## Set exercise
Write out the records beneath this line exactly as they appear, minus any images.

## Supplied records
################
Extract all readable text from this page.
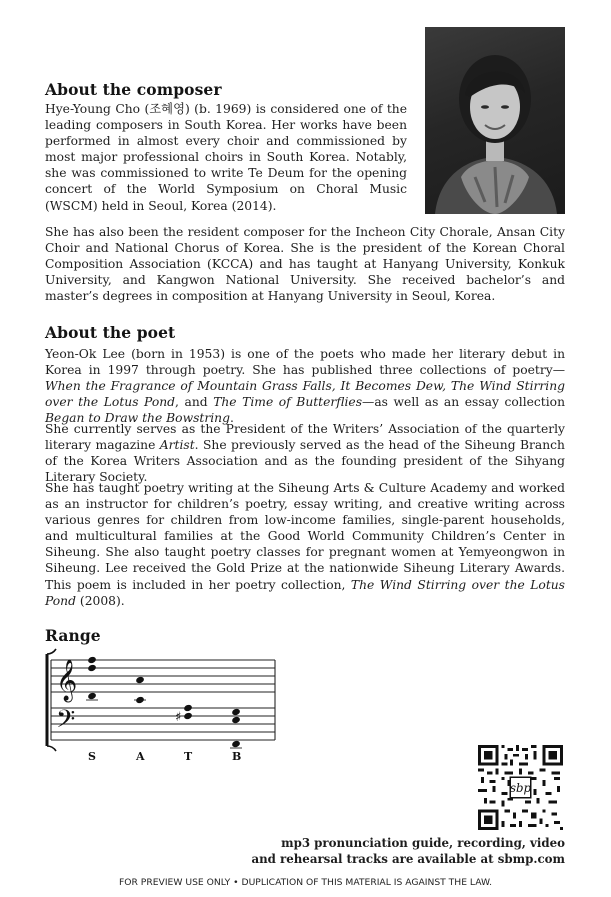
About the composer

Hye-Young Cho (조혜영) (b. 1969) is considered one of the leading composers in South Korea. Her works have been performed in almost every choir and commissioned by most major professional choirs in South Korea. Notably, she was commissioned to write Te Deum for the opening concert of the World Symposium on Choral Music (WSCM) held in Seoul, Korea (2014).

She has also been the resident composer for the Incheon City Chorale, Ansan City Choir and National Chorus of Korea. She is the president of the Korean Choral Composition Association (KCCA) and has taught at Hanyang University, Konkuk University, and Kangwon National University. She received bachelor’s and master’s degrees in composition at Hanyang University in Seoul, Korea.

About the poet

Yeon-Ok Lee (born in 1953) is one of the poets who made her literary debut in Korea in 1997 through poetry. She has published three collections of poetry—When the Fragrance of Mountain Grass Falls, It Becomes Dew, The Wind Stirring over the Lotus Pond, and The Time of Butterflies—as well as an essay collection Began to Draw the Bowstring.

She currently serves as the President of the Writers’ Association of the quarterly literary magazine Artist. She previously served as the head of the Siheung Branch of the Korea Writers Association and as the founding president of the Sihyang Literary Society.

She has taught poetry writing at the Siheung Arts & Culture Academy and worked as an instructor for children’s poetry, essay writing, and creative writing across various genres for children from low-income families, single-parent households, and multicultural families at the Good World Community Children’s Center in Siheung. She also taught poetry classes for pregnant women at Yemyeongwon in Siheung. Lee received the Gold Prize at the nationwide Siheung Literary Awards. This poem is included in her poetry collection, The Wind Stirring over the Lotus Pond (2008).

Range
𝄞
𝄢	♯
S	A	T	B
sbp
mp3 pronunciation guide, recording, video
and rehearsal tracks are available at sbmp.com
FOR PREVIEW USE ONLY • DUPLICATION OF THIS MATERIAL IS AGAINST THE LAW.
################
## Written response
Extract all readable text from this page.
About the composer

Hye-Young Cho (조혜영) (b. 1969) is considered one of the leading composers in South Korea. Her works have been performed in almost every choir and commissioned by most major professional choirs in South Korea. Notably, she was commissioned to write Te Deum for the opening concert of the World Symposium on Choral Music (WSCM) held in Seoul, Korea (2014).

She has also been the resident composer for the Incheon City Chorale, Ansan City Choir and National Chorus of Korea. She is the president of the Korean Choral Composition Association (KCCA) and has taught at Hanyang University, Konkuk University, and Kangwon National University. She received bachelor’s and master’s degrees in composition at Hanyang University in Seoul, Korea.

About the poet

Yeon-Ok Lee (born in 1953) is one of the poets who made her literary debut in Korea in 1997 through poetry. She has published three collections of poetry—When the Fragrance of Mountain Grass Falls, It Becomes Dew, The Wind Stirring over the Lotus Pond, and The Time of Butterflies—as well as an essay collection Began to Draw the Bowstring.

She currently serves as the President of the Writers’ Association of the quarterly literary magazine Artist. She previously served as the head of the Siheung Branch of the Korea Writers Association and as the founding president of the Sihyang Literary Society.

She has taught poetry writing at the Siheung Arts & Culture Academy and worked as an instructor for children’s poetry, essay writing, and creative writing across various genres for children from low-income families, single-parent households, and multicultural families at the Good World Community Children’s Center in Siheung. She also taught poetry classes for pregnant women at Yemyeongwon in Siheung. Lee received the Gold Prize at the nationwide Siheung Literary Awards. This poem is included in her poetry collection, The Wind Stirring over the Lotus Pond (2008).

Range
𝄞
𝄢	♯
S	A	T	B
sbp
mp3 pronunciation guide, recording, video
and rehearsal tracks are available at sbmp.com
FOR PREVIEW USE ONLY • DUPLICATION OF THIS MATERIAL IS AGAINST THE LAW.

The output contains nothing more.